DATASET RECORDS:
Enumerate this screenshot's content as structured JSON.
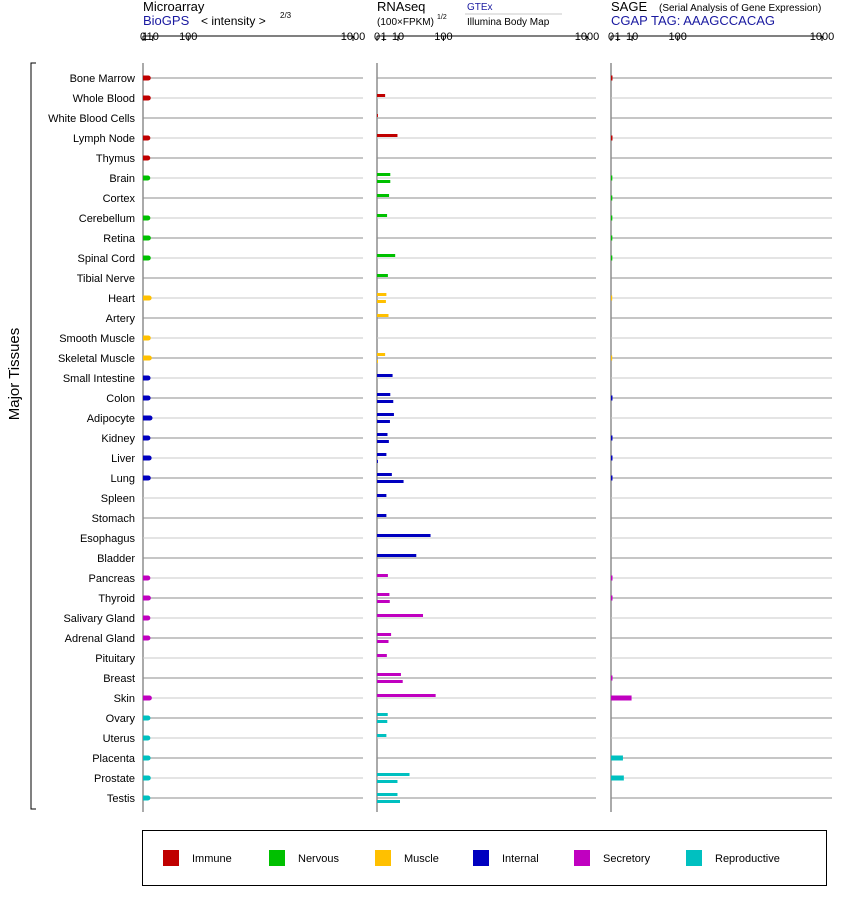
{
  "chart_data": {
    "type": "bar",
    "y_axis_title": "Major Tissues",
    "tissues": [
      {
        "name": "Bone Marrow",
        "group": "immune"
      },
      {
        "name": "Whole Blood",
        "group": "immune"
      },
      {
        "name": "White Blood Cells",
        "group": "immune"
      },
      {
        "name": "Lymph Node",
        "group": "immune"
      },
      {
        "name": "Thymus",
        "group": "immune"
      },
      {
        "name": "Brain",
        "group": "nervous"
      },
      {
        "name": "Cortex",
        "group": "nervous"
      },
      {
        "name": "Cerebellum",
        "group": "nervous"
      },
      {
        "name": "Retina",
        "group": "nervous"
      },
      {
        "name": "Spinal Cord",
        "group": "nervous"
      },
      {
        "name": "Tibial Nerve",
        "group": "nervous"
      },
      {
        "name": "Heart",
        "group": "muscle"
      },
      {
        "name": "Artery",
        "group": "muscle"
      },
      {
        "name": "Smooth Muscle",
        "group": "muscle"
      },
      {
        "name": "Skeletal Muscle",
        "group": "muscle"
      },
      {
        "name": "Small Intestine",
        "group": "internal"
      },
      {
        "name": "Colon",
        "group": "internal"
      },
      {
        "name": "Adipocyte",
        "group": "internal"
      },
      {
        "name": "Kidney",
        "group": "internal"
      },
      {
        "name": "Liver",
        "group": "internal"
      },
      {
        "name": "Lung",
        "group": "internal"
      },
      {
        "name": "Spleen",
        "group": "internal"
      },
      {
        "name": "Stomach",
        "group": "internal"
      },
      {
        "name": "Esophagus",
        "group": "internal"
      },
      {
        "name": "Bladder",
        "group": "internal"
      },
      {
        "name": "Pancreas",
        "group": "secretory"
      },
      {
        "name": "Thyroid",
        "group": "secretory"
      },
      {
        "name": "Salivary Gland",
        "group": "secretory"
      },
      {
        "name": "Adrenal Gland",
        "group": "secretory"
      },
      {
        "name": "Pituitary",
        "group": "secretory"
      },
      {
        "name": "Breast",
        "group": "secretory"
      },
      {
        "name": "Skin",
        "group": "secretory"
      },
      {
        "name": "Ovary",
        "group": "reproductive"
      },
      {
        "name": "Uterus",
        "group": "reproductive"
      },
      {
        "name": "Placenta",
        "group": "reproductive"
      },
      {
        "name": "Prostate",
        "group": "reproductive"
      },
      {
        "name": "Testis",
        "group": "reproductive"
      }
    ],
    "legend": [
      {
        "key": "immune",
        "label": "Immune",
        "color": "#C00000"
      },
      {
        "key": "nervous",
        "label": "Nervous",
        "color": "#00C000"
      },
      {
        "key": "muscle",
        "label": "Muscle",
        "color": "#FFC000"
      },
      {
        "key": "internal",
        "label": "Internal",
        "color": "#0000C0"
      },
      {
        "key": "secretory",
        "label": "Secretory",
        "color": "#C000C0"
      },
      {
        "key": "reproductive",
        "label": "Reproductive",
        "color": "#00C0C0"
      }
    ],
    "panels": [
      {
        "id": "microarray",
        "title": "Microarray",
        "subtitle": "BioGPS",
        "axis_label": "< intensity >",
        "axis_exponent": "2/3",
        "scale": "power-2/3",
        "ticks": [
          "0",
          "1",
          "10",
          "100",
          "1000"
        ],
        "xlim": [
          0,
          1000
        ],
        "values": [
          [
            4.0
          ],
          [
            4.0
          ],
          [],
          [
            3.5
          ],
          [
            3.4
          ],
          [
            3.4
          ],
          [],
          [
            3.5
          ],
          [
            4.1
          ],
          [
            4.0
          ],
          [],
          [
            5.0
          ],
          [],
          [
            4.0
          ],
          [
            5.2
          ],
          [
            3.7
          ],
          [
            3.8
          ],
          [
            6.1
          ],
          [
            3.6
          ],
          [
            5.0
          ],
          [
            4.0
          ],
          [],
          [],
          [],
          [],
          [
            3.5
          ],
          [
            4.1
          ],
          [
            3.5
          ],
          [
            3.6
          ],
          [],
          [],
          [
            5.3
          ],
          [
            3.6
          ],
          [
            3.5
          ],
          [
            3.8
          ],
          [
            4.0
          ],
          [
            3.5
          ]
        ]
      },
      {
        "id": "rnaseq",
        "title": "RNAseq",
        "subtitle": "(100×FPKM)",
        "axis_exponent": "1/2",
        "sources": [
          "GTEx",
          "Illumina Body Map"
        ],
        "scale": "sqrt",
        "ticks": [
          "0",
          "1",
          "10",
          "100",
          "1000"
        ],
        "xlim": [
          0,
          1000
        ],
        "values": [
          [],
          [
            1.5
          ],
          [
            0.02
          ],
          [
            9.5
          ],
          [],
          [
            4.0,
            4.0
          ],
          [
            3.3
          ],
          [
            2.3
          ],
          [],
          [
            7.5
          ],
          [
            2.7
          ],
          [
            2.0,
            1.8
          ],
          [
            3.0
          ],
          [],
          [
            1.5,
            0.02
          ],
          [
            5.5
          ],
          [
            4.0,
            6.0
          ],
          [
            6.5,
            3.8
          ],
          [
            2.5,
            3.2
          ],
          [
            2.0,
            0.02
          ],
          [
            5.0,
            16.0
          ],
          [
            2.0
          ],
          [
            2.0
          ],
          [
            65
          ],
          [
            35
          ],
          [
            2.7
          ],
          [
            3.5,
            3.7
          ],
          [
            48
          ],
          [
            4.5,
            3.0
          ],
          [
            2.2
          ],
          [
            13,
            15
          ],
          [
            78
          ],
          [
            2.6,
            2.4
          ],
          [
            2.0
          ],
          [],
          [
            24,
            9.5
          ],
          [
            9.5,
            12
          ]
        ]
      },
      {
        "id": "sage",
        "title": "SAGE",
        "title_note": "(Serial Analysis of Gene Expression)",
        "subtitle": "CGAP TAG: AAAGCCACAG",
        "scale": "sqrt",
        "ticks": [
          "0",
          "1",
          "10",
          "100",
          "1000"
        ],
        "xlim": [
          0,
          1000
        ],
        "values": [
          [
            0.05
          ],
          [],
          [],
          [
            0.05
          ],
          [],
          [
            0.04
          ],
          [
            0.04
          ],
          [
            0.04
          ],
          [
            0.04
          ],
          [
            0.04
          ],
          [],
          [
            0.03
          ],
          [],
          [],
          [
            0.03
          ],
          [],
          [
            0.05
          ],
          [],
          [
            0.05
          ],
          [
            0.05
          ],
          [
            0.05
          ],
          [],
          [],
          [],
          [],
          [
            0.05
          ],
          [
            0.05
          ],
          [],
          [],
          [],
          [
            0.05
          ],
          [
            9.5
          ],
          [],
          [],
          [
            3.2
          ],
          [
            3.7
          ],
          []
        ]
      }
    ]
  }
}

TASK STATEMENT:
Look through the records and gather every line containing "color".

ANSWER AREA:
        "color": "#C00000"
        "color": "#00C000"
        "color": "#FFC000"
        "color": "#0000C0"
        "color": "#C000C0"
        "color": "#00C0C0"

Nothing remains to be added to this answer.